WRITTEN PROBLEM: Word for word, quote all of the material, omitting the pictures.

LISTED ENTRIES:
---*---
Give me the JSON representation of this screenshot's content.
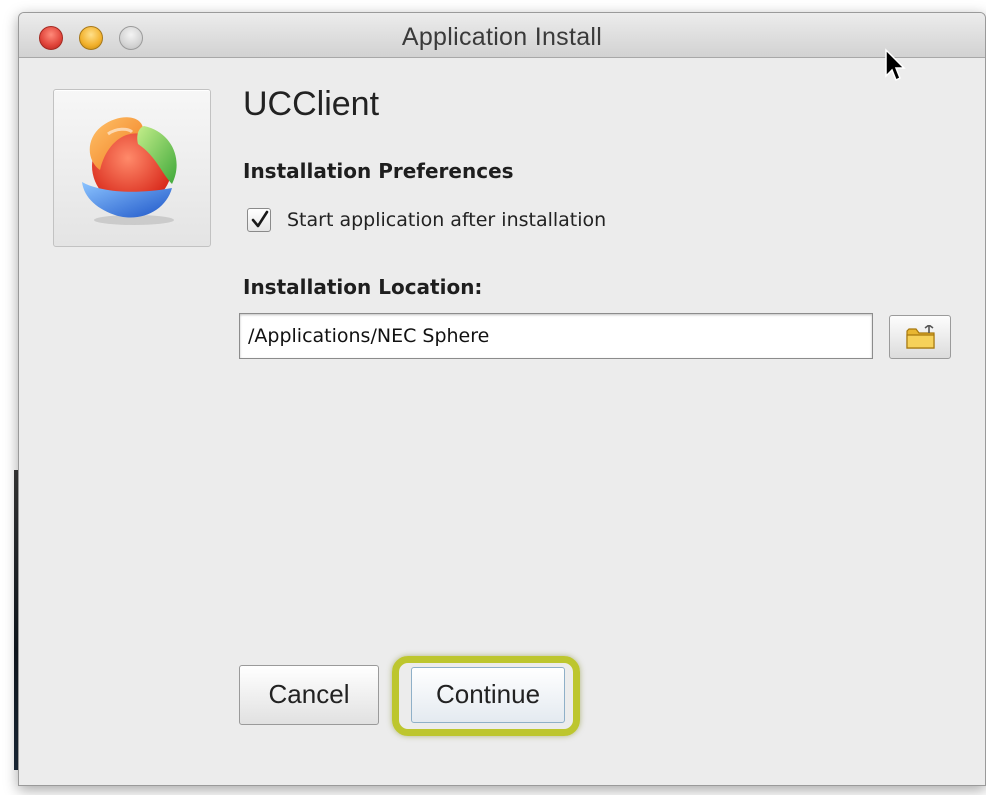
{
  "window": {
    "title": "Application Install",
    "controls": [
      "close",
      "minimize",
      "zoom"
    ]
  },
  "app": {
    "name": "UCClient",
    "icon": "ucclient-sphere-logo"
  },
  "preferences": {
    "heading": "Installation Preferences",
    "start_after_install": {
      "label": "Start application after installation",
      "checked": true
    }
  },
  "location": {
    "heading": "Installation Location:",
    "value": "/Applications/NEC Sphere",
    "browse_icon": "folder-icon"
  },
  "buttons": {
    "cancel": "Cancel",
    "continue": "Continue"
  },
  "colors": {
    "highlight": "#bdc62e",
    "close": "#e0443a",
    "minimize": "#f2b12c",
    "zoom": "#d5d5d5"
  }
}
---*---
OUTPUT BELOW:
Give me the JSON representation of this screenshot's content.
{
  "window": {
    "title": "Application Install",
    "controls": [
      "close",
      "minimize",
      "zoom"
    ]
  },
  "app": {
    "name": "UCClient",
    "icon": "ucclient-sphere-logo"
  },
  "preferences": {
    "heading": "Installation Preferences",
    "start_after_install": {
      "label": "Start application after installation",
      "checked": true
    }
  },
  "location": {
    "heading": "Installation Location:",
    "value": "/Applications/NEC Sphere",
    "browse_icon": "folder-icon"
  },
  "buttons": {
    "cancel": "Cancel",
    "continue": "Continue"
  },
  "colors": {
    "highlight": "#bdc62e",
    "close": "#e0443a",
    "minimize": "#f2b12c",
    "zoom": "#d5d5d5"
  }
}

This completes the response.